--- BEGIN ---
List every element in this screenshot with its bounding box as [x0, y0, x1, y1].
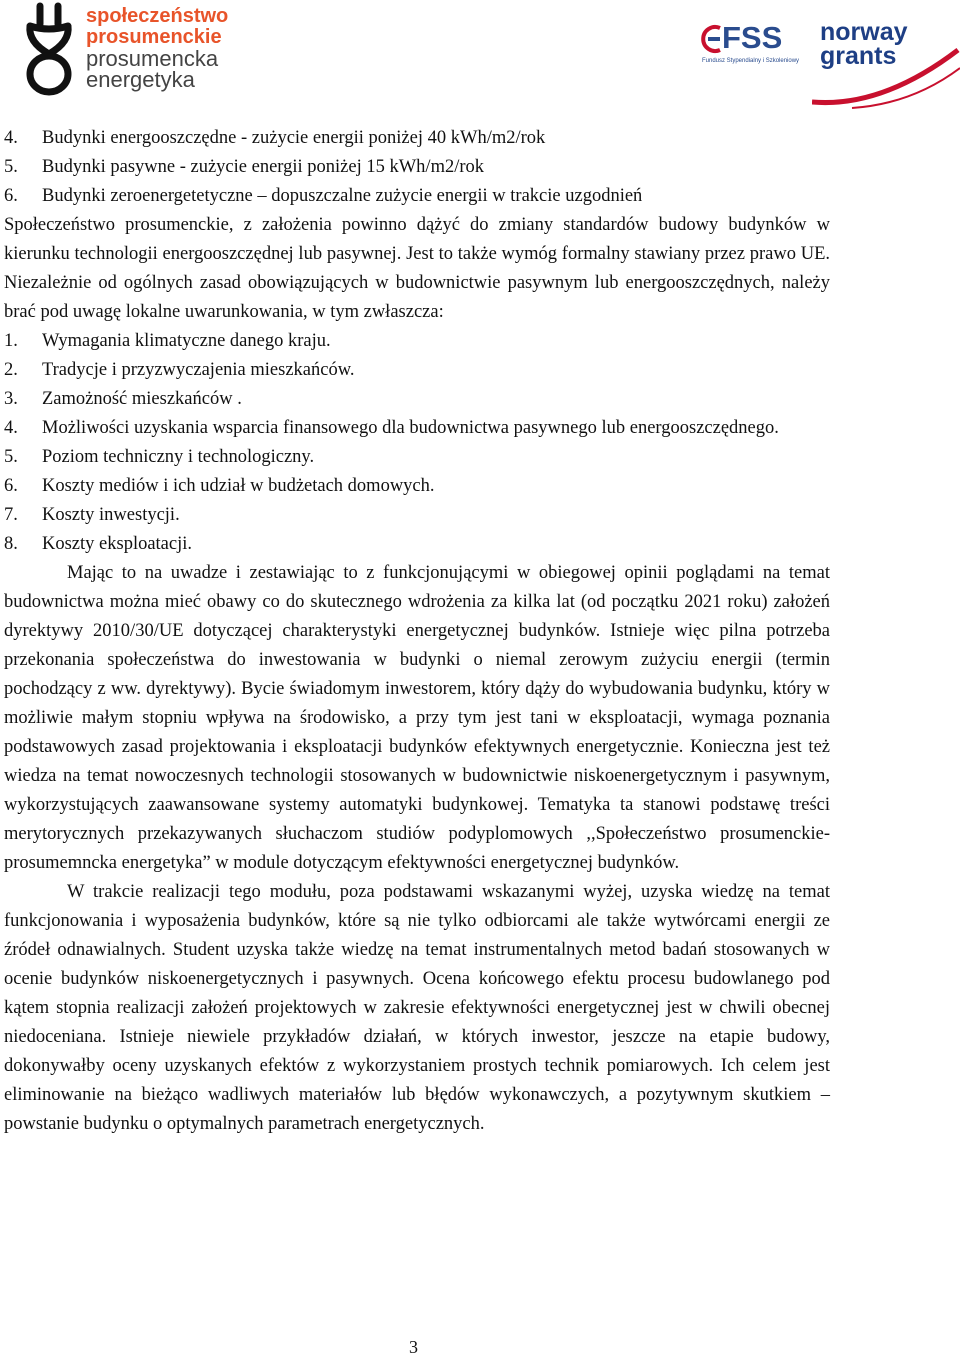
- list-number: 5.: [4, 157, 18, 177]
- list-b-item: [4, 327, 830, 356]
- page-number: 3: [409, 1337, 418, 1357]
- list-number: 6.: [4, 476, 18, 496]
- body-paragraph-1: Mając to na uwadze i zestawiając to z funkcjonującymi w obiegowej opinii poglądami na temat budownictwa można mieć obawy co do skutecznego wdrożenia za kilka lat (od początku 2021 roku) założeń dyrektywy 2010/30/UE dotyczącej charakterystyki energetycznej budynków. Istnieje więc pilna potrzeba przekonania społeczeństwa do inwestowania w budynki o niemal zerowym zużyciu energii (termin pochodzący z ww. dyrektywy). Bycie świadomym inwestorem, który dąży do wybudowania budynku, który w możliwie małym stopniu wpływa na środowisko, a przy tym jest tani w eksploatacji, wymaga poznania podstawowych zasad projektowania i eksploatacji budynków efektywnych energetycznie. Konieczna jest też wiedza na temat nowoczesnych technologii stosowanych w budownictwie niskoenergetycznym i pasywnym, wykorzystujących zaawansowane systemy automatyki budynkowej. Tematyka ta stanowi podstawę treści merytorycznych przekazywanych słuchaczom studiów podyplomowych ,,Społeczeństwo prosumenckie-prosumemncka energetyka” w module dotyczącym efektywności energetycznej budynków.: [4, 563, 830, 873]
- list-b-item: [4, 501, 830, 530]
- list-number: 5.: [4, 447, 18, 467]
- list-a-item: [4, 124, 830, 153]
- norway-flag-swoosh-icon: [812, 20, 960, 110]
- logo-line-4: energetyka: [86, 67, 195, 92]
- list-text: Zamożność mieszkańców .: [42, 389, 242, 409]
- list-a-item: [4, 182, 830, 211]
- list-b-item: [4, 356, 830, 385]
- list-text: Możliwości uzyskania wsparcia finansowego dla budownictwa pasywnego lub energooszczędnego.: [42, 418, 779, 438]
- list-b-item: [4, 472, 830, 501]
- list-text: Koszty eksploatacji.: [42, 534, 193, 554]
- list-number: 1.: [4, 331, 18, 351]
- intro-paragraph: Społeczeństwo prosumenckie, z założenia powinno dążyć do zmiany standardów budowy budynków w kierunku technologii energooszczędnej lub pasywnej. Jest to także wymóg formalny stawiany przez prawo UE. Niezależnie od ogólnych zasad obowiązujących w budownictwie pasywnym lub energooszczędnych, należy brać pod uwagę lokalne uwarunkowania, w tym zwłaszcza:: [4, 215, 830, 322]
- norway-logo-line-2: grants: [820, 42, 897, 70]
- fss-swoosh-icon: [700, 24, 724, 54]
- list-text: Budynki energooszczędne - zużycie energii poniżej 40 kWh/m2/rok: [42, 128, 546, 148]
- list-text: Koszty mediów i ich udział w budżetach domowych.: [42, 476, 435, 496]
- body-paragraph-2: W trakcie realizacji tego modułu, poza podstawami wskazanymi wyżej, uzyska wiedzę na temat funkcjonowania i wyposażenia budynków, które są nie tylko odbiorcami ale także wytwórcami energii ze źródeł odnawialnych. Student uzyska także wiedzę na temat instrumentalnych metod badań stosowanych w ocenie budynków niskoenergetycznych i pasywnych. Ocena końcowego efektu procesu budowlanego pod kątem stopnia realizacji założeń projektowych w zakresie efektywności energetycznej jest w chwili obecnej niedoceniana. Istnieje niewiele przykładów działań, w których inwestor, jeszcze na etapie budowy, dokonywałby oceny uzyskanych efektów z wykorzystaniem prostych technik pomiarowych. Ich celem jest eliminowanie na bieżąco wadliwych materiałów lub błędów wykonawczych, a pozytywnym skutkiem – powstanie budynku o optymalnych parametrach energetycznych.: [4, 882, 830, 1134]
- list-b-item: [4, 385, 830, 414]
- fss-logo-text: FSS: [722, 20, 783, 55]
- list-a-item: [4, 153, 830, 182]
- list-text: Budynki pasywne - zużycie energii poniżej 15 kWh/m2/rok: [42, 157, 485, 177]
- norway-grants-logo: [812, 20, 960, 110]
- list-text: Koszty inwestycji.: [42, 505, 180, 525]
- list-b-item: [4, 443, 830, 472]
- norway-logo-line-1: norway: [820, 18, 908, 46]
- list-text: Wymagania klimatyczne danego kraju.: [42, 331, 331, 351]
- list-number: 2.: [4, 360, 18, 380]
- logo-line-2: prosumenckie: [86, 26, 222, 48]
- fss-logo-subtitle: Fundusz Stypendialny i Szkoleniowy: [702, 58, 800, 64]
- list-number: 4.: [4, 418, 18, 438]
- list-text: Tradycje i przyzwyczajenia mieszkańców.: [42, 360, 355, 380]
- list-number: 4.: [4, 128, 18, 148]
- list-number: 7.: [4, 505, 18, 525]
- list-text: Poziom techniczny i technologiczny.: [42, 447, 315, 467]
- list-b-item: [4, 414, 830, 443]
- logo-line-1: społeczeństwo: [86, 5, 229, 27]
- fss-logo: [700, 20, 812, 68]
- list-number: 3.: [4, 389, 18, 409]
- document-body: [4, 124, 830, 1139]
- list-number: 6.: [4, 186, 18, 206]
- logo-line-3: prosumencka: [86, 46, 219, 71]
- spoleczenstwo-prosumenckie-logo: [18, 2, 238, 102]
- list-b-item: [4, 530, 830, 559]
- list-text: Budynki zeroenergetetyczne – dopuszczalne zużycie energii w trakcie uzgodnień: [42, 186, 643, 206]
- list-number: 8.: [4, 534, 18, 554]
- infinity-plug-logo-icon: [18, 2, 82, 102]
--- END ---
Exercise task => Rewrite all the entries above, changing every "list-text" to "list-label" and keeping everything else the same. Omit the pictures.

Solution to this exercise =>
List every element in this screenshot with its bounding box as [x0, y0, x1, y1].
- list-number: 5.: [4, 157, 18, 177]
- list-b-item: [4, 327, 830, 356]
- page-number: 3: [409, 1337, 418, 1357]
- list-number: 6.: [4, 476, 18, 496]
- body-paragraph-1: Mając to na uwadze i zestawiając to z funkcjonującymi w obiegowej opinii poglądami na temat budownictwa można mieć obawy co do skutecznego wdrożenia za kilka lat (od początku 2021 roku) założeń dyrektywy 2010/30/UE dotyczącej charakterystyki energetycznej budynków. Istnieje więc pilna potrzeba przekonania społeczeństwa do inwestowania w budynki o niemal zerowym zużyciu energii (termin pochodzący z ww. dyrektywy). Bycie świadomym inwestorem, który dąży do wybudowania budynku, który w możliwie małym stopniu wpływa na środowisko, a przy tym jest tani w eksploatacji, wymaga poznania podstawowych zasad projektowania i eksploatacji budynków efektywnych energetycznie. Konieczna jest też wiedza na temat nowoczesnych technologii stosowanych w budownictwie niskoenergetycznym i pasywnym, wykorzystujących zaawansowane systemy automatyki budynkowej. Tematyka ta stanowi podstawę treści merytorycznych przekazywanych słuchaczom studiów podyplomowych ,,Społeczeństwo prosumenckie-prosumemncka energetyka” w module dotyczącym efektywności energetycznej budynków.: [4, 563, 830, 873]
- list-b-item: [4, 501, 830, 530]
- list-number: 5.: [4, 447, 18, 467]
- list-a-item: [4, 124, 830, 153]
- norway-flag-swoosh-icon: [812, 20, 960, 110]
- logo-line-4: energetyka: [86, 67, 195, 92]
- list-label: Zamożność mieszkańców .: [42, 389, 242, 409]
- list-a-item: [4, 182, 830, 211]
- list-b-item: [4, 356, 830, 385]
- list-label: Możliwości uzyskania wsparcia finansowego dla budownictwa pasywnego lub energooszczędnego.: [42, 418, 779, 438]
- list-b-item: [4, 472, 830, 501]
- list-label: Koszty eksploatacji.: [42, 534, 193, 554]
- list-number: 1.: [4, 331, 18, 351]
- intro-paragraph: Społeczeństwo prosumenckie, z założenia powinno dążyć do zmiany standardów budowy budynków w kierunku technologii energooszczędnej lub pasywnej. Jest to także wymóg formalny stawiany przez prawo UE. Niezależnie od ogólnych zasad obowiązujących w budownictwie pasywnym lub energooszczędnych, należy brać pod uwagę lokalne uwarunkowania, w tym zwłaszcza:: [4, 215, 830, 322]
- norway-logo-line-2: grants: [820, 42, 897, 70]
- fss-swoosh-icon: [700, 24, 724, 54]
- list-label: Budynki energooszczędne - zużycie energii poniżej 40 kWh/m2/rok: [42, 128, 546, 148]
- list-label: Koszty mediów i ich udział w budżetach domowych.: [42, 476, 435, 496]
- body-paragraph-2: W trakcie realizacji tego modułu, poza podstawami wskazanymi wyżej, uzyska wiedzę na temat funkcjonowania i wyposażenia budynków, które są nie tylko odbiorcami ale także wytwórcami energii ze źródeł odnawialnych. Student uzyska także wiedzę na temat instrumentalnych metod badań stosowanych w ocenie budynków niskoenergetycznych i pasywnych. Ocena końcowego efektu procesu budowlanego pod kątem stopnia realizacji założeń projektowych w zakresie efektywności energetycznej jest w chwili obecnej niedoceniana. Istnieje niewiele przykładów działań, w których inwestor, jeszcze na etapie budowy, dokonywałby oceny uzyskanych efektów z wykorzystaniem prostych technik pomiarowych. Ich celem jest eliminowanie na bieżąco wadliwych materiałów lub błędów wykonawczych, a pozytywnym skutkiem – powstanie budynku o optymalnych parametrach energetycznych.: [4, 882, 830, 1134]
- list-b-item: [4, 385, 830, 414]
- fss-logo-text: FSS: [722, 20, 783, 55]
- list-a-item: [4, 153, 830, 182]
- list-label: Budynki pasywne - zużycie energii poniżej 15 kWh/m2/rok: [42, 157, 485, 177]
- norway-grants-logo: [812, 20, 960, 110]
- list-label: Koszty inwestycji.: [42, 505, 180, 525]
- list-b-item: [4, 443, 830, 472]
- norway-logo-line-1: norway: [820, 18, 908, 46]
- list-label: Wymagania klimatyczne danego kraju.: [42, 331, 331, 351]
- list-number: 2.: [4, 360, 18, 380]
- logo-line-2: prosumenckie: [86, 26, 222, 48]
- fss-logo-subtitle: Fundusz Stypendialny i Szkoleniowy: [702, 58, 800, 64]
- list-number: 4.: [4, 418, 18, 438]
- list-label: Tradycje i przyzwyczajenia mieszkańców.: [42, 360, 355, 380]
- list-number: 4.: [4, 128, 18, 148]
- list-number: 7.: [4, 505, 18, 525]
- list-label: Poziom techniczny i technologiczny.: [42, 447, 315, 467]
- list-b-item: [4, 414, 830, 443]
- logo-line-1: społeczeństwo: [86, 5, 229, 27]
- fss-logo: [700, 20, 812, 68]
- list-number: 3.: [4, 389, 18, 409]
- document-body: [4, 124, 830, 1139]
- list-number: 6.: [4, 186, 18, 206]
- logo-line-3: prosumencka: [86, 46, 219, 71]
- spoleczenstwo-prosumenckie-logo: [18, 2, 238, 102]
- list-b-item: [4, 530, 830, 559]
- list-label: Budynki zeroenergetetyczne – dopuszczalne zużycie energii w trakcie uzgodnień: [42, 186, 643, 206]
- list-number: 8.: [4, 534, 18, 554]
- infinity-plug-logo-icon: [18, 2, 82, 102]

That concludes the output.